▶ [Provided data]
-- START --
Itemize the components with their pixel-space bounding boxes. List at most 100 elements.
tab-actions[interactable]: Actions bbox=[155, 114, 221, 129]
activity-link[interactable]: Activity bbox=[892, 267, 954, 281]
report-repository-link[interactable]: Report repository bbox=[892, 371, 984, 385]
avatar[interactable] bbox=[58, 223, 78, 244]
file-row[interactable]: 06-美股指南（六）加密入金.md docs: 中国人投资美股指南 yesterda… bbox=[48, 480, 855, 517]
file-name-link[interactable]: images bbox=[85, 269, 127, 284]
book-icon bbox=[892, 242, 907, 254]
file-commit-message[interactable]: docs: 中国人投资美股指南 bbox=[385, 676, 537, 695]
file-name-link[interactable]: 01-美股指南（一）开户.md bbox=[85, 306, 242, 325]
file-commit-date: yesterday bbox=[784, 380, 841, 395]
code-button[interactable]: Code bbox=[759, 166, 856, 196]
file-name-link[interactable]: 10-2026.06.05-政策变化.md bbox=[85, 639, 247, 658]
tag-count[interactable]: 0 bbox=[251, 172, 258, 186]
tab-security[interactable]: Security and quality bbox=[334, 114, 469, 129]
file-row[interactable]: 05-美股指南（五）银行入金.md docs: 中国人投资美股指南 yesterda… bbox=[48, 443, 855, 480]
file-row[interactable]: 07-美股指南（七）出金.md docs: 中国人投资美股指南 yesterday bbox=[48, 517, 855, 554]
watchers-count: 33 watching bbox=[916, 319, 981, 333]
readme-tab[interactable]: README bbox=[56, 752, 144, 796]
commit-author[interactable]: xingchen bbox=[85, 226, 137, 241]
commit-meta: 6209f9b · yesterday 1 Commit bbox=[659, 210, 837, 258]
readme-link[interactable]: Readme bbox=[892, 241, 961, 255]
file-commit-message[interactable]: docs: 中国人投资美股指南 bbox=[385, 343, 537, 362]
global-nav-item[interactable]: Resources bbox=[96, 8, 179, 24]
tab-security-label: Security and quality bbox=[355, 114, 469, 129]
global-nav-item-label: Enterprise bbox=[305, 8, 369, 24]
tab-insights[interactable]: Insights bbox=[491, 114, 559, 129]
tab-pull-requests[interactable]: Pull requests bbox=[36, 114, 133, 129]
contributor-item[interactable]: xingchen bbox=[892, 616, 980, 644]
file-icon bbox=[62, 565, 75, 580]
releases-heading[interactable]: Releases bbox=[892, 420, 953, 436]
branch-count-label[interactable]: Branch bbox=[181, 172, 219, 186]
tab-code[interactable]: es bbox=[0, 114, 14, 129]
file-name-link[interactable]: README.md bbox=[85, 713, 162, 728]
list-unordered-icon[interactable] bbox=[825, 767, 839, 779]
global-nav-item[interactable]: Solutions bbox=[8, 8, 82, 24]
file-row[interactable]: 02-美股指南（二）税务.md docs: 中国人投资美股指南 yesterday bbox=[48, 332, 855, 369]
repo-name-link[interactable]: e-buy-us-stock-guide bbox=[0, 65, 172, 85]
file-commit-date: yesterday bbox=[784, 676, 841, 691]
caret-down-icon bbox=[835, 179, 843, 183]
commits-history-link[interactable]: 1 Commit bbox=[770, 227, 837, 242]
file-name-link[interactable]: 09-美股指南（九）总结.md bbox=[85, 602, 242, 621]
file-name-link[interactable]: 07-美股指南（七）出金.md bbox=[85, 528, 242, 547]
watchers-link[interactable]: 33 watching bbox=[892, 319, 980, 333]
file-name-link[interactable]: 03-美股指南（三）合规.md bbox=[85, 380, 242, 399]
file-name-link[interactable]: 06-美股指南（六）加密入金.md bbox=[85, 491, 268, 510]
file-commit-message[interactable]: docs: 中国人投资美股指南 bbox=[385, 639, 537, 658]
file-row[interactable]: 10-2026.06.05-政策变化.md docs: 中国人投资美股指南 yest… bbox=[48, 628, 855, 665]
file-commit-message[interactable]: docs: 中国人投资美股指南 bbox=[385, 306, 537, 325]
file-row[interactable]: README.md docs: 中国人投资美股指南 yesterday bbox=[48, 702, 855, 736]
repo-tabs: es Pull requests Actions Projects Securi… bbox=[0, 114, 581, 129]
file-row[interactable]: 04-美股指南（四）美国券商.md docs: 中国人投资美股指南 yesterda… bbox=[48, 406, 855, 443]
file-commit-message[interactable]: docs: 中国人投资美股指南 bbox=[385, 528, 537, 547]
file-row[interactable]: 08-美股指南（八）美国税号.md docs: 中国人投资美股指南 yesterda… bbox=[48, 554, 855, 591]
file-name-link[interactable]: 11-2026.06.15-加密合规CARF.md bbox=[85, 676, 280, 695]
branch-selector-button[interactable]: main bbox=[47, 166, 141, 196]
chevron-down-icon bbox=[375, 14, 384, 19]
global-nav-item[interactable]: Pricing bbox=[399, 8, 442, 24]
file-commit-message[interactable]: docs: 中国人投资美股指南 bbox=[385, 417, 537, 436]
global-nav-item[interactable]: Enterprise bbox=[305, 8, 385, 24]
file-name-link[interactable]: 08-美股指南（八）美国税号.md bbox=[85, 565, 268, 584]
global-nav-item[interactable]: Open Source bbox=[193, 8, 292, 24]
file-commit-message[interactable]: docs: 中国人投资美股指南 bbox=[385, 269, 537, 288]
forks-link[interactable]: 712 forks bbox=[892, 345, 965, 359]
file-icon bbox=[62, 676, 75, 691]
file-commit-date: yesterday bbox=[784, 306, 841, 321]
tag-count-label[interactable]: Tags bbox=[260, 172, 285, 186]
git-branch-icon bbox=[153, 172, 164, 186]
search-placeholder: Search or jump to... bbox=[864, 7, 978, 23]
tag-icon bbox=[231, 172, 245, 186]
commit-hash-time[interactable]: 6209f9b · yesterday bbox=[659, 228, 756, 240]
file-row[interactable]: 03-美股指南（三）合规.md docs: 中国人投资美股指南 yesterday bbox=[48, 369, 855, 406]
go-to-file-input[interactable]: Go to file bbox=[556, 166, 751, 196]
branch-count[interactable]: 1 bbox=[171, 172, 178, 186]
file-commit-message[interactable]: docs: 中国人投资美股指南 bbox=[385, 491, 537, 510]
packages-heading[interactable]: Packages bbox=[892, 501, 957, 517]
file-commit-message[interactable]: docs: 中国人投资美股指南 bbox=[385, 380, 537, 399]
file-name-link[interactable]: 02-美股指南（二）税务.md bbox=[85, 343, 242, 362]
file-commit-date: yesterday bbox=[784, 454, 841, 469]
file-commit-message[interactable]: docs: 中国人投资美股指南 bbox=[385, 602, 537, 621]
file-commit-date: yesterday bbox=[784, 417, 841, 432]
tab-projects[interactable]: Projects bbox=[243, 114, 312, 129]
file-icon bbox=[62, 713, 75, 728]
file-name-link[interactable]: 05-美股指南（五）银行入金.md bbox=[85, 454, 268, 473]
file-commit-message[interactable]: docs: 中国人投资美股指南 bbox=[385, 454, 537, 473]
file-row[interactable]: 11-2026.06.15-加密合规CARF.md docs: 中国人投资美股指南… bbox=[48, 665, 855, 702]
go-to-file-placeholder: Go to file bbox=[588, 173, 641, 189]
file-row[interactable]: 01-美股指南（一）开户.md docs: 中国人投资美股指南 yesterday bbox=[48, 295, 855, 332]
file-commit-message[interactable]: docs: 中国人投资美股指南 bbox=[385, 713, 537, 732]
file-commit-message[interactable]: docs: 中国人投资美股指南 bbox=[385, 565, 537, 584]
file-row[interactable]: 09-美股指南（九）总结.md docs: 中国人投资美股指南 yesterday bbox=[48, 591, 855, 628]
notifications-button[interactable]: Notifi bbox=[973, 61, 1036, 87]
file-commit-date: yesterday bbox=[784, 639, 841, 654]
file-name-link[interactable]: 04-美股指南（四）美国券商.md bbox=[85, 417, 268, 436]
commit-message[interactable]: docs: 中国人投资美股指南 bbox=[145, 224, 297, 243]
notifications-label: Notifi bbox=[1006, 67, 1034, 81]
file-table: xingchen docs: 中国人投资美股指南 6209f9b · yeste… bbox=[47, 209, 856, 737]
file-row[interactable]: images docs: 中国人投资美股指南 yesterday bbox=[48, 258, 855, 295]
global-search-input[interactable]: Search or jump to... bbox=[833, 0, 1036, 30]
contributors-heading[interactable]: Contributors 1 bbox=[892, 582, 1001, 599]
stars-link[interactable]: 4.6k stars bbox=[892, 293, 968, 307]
-- END --
▶ [Exercise directions] Write out everything from the start of the data down to the line containing "watchers-count: 33 watching", including that line, with each line reproduced without any changes.

▶ [Written answer]
Itemize the components with their pixel-space bounding boxes. List at most 100 elements.
tab-actions[interactable]: Actions bbox=[155, 114, 221, 129]
activity-link[interactable]: Activity bbox=[892, 267, 954, 281]
report-repository-link[interactable]: Report repository bbox=[892, 371, 984, 385]
avatar[interactable] bbox=[58, 223, 78, 244]
file-row[interactable]: 06-美股指南（六）加密入金.md docs: 中国人投资美股指南 yesterda… bbox=[48, 480, 855, 517]
file-name-link[interactable]: images bbox=[85, 269, 127, 284]
book-icon bbox=[892, 242, 907, 254]
file-commit-message[interactable]: docs: 中国人投资美股指南 bbox=[385, 676, 537, 695]
file-name-link[interactable]: 01-美股指南（一）开户.md bbox=[85, 306, 242, 325]
file-commit-date: yesterday bbox=[784, 380, 841, 395]
code-button[interactable]: Code bbox=[759, 166, 856, 196]
file-name-link[interactable]: 10-2026.06.05-政策变化.md bbox=[85, 639, 247, 658]
tag-count[interactable]: 0 bbox=[251, 172, 258, 186]
tab-security[interactable]: Security and quality bbox=[334, 114, 469, 129]
file-row[interactable]: 05-美股指南（五）银行入金.md docs: 中国人投资美股指南 yesterda… bbox=[48, 443, 855, 480]
file-row[interactable]: 07-美股指南（七）出金.md docs: 中国人投资美股指南 yesterday bbox=[48, 517, 855, 554]
watchers-count: 33 watching bbox=[916, 319, 981, 333]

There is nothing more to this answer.